## Brief
Return the listing below word for word.

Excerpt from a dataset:
========

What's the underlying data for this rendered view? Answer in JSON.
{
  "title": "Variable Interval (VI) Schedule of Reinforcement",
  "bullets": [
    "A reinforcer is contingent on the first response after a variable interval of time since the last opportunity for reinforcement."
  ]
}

========

## Complete output
What's the underlying data for this rendered view? Answer in JSON.
{
  "title": "Variable Interval (VI) Schedule of Reinforcement",
  "bullets": [
    "A reinforcer is contingent on the first response after a variable interval of time since the last opportunity for reinforcement."
  ]
}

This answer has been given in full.